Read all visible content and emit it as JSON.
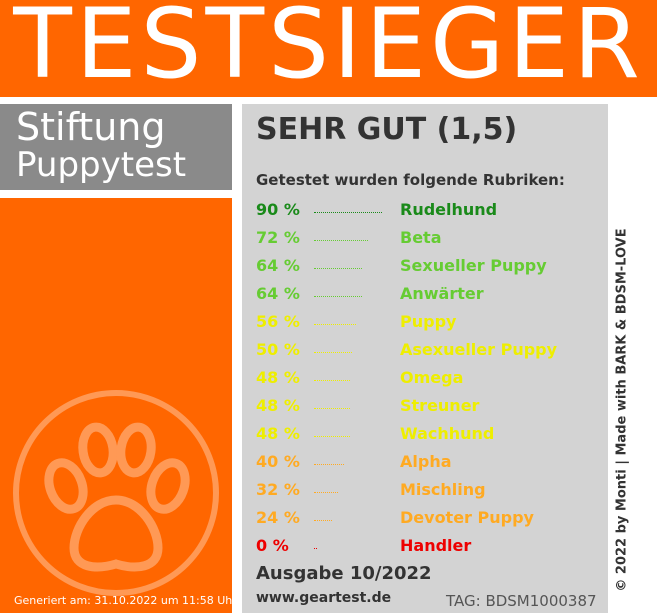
{
  "title": "TESTSIEGER",
  "brand": {
    "line1": "Stiftung",
    "line2": "Puppytest"
  },
  "grade": "SEHR GUT (1,5)",
  "subtitle": "Getestet wurden folgende Rubriken:",
  "categories": [
    {
      "percent": "90 %",
      "value": 90,
      "name": "Rudelhund",
      "color": "#1a8a1a"
    },
    {
      "percent": "72 %",
      "value": 72,
      "name": "Beta",
      "color": "#66cc33"
    },
    {
      "percent": "64 %",
      "value": 64,
      "name": "Sexueller Puppy",
      "color": "#66cc33"
    },
    {
      "percent": "64 %",
      "value": 64,
      "name": "Anwärter",
      "color": "#66cc33"
    },
    {
      "percent": "56 %",
      "value": 56,
      "name": "Puppy",
      "color": "#eeee00"
    },
    {
      "percent": "50 %",
      "value": 50,
      "name": "Asexueller Puppy",
      "color": "#eeee00"
    },
    {
      "percent": "48 %",
      "value": 48,
      "name": "Omega",
      "color": "#eeee00"
    },
    {
      "percent": "48 %",
      "value": 48,
      "name": "Streuner",
      "color": "#eeee00"
    },
    {
      "percent": "48 %",
      "value": 48,
      "name": "Wachhund",
      "color": "#eeee00"
    },
    {
      "percent": "40 %",
      "value": 40,
      "name": "Alpha",
      "color": "#ffaa22"
    },
    {
      "percent": "32 %",
      "value": 32,
      "name": "Mischling",
      "color": "#ffaa22"
    },
    {
      "percent": "24 %",
      "value": 24,
      "name": "Devoter Puppy",
      "color": "#ffaa22"
    },
    {
      "percent": "0 %",
      "value": 0,
      "name": "Handler",
      "color": "#ee0000"
    }
  ],
  "edition": "Ausgabe 10/2022",
  "website": "www.geartest.de",
  "tag": "TAG: BDSM1000387",
  "generated": "Generiert am: 31.10.2022 um 11:58 Uhr",
  "vertical_credit": "© 2022 by Monti | Made with BARK & BDSM-LOVE",
  "icons": {
    "paw": "paw-icon"
  },
  "colors": {
    "orange": "#ff6600",
    "gray_box": "#8a8a8a",
    "panel": "#d3d3d3"
  }
}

> _DO THIS_
Make an exact copy of the listing above. Do not include the pictures.

> _SOLUTION TO THE EXERCISE_
Read all visible content and emit it as JSON.
{
  "title": "TESTSIEGER",
  "brand": {
    "line1": "Stiftung",
    "line2": "Puppytest"
  },
  "grade": "SEHR GUT (1,5)",
  "subtitle": "Getestet wurden folgende Rubriken:",
  "categories": [
    {
      "percent": "90 %",
      "value": 90,
      "name": "Rudelhund",
      "color": "#1a8a1a"
    },
    {
      "percent": "72 %",
      "value": 72,
      "name": "Beta",
      "color": "#66cc33"
    },
    {
      "percent": "64 %",
      "value": 64,
      "name": "Sexueller Puppy",
      "color": "#66cc33"
    },
    {
      "percent": "64 %",
      "value": 64,
      "name": "Anwärter",
      "color": "#66cc33"
    },
    {
      "percent": "56 %",
      "value": 56,
      "name": "Puppy",
      "color": "#eeee00"
    },
    {
      "percent": "50 %",
      "value": 50,
      "name": "Asexueller Puppy",
      "color": "#eeee00"
    },
    {
      "percent": "48 %",
      "value": 48,
      "name": "Omega",
      "color": "#eeee00"
    },
    {
      "percent": "48 %",
      "value": 48,
      "name": "Streuner",
      "color": "#eeee00"
    },
    {
      "percent": "48 %",
      "value": 48,
      "name": "Wachhund",
      "color": "#eeee00"
    },
    {
      "percent": "40 %",
      "value": 40,
      "name": "Alpha",
      "color": "#ffaa22"
    },
    {
      "percent": "32 %",
      "value": 32,
      "name": "Mischling",
      "color": "#ffaa22"
    },
    {
      "percent": "24 %",
      "value": 24,
      "name": "Devoter Puppy",
      "color": "#ffaa22"
    },
    {
      "percent": "0 %",
      "value": 0,
      "name": "Handler",
      "color": "#ee0000"
    }
  ],
  "edition": "Ausgabe 10/2022",
  "website": "www.geartest.de",
  "tag": "TAG: BDSM1000387",
  "generated": "Generiert am: 31.10.2022 um 11:58 Uhr",
  "vertical_credit": "© 2022 by Monti | Made with BARK & BDSM-LOVE",
  "icons": {
    "paw": "paw-icon"
  },
  "colors": {
    "orange": "#ff6600",
    "gray_box": "#8a8a8a",
    "panel": "#d3d3d3"
  }
}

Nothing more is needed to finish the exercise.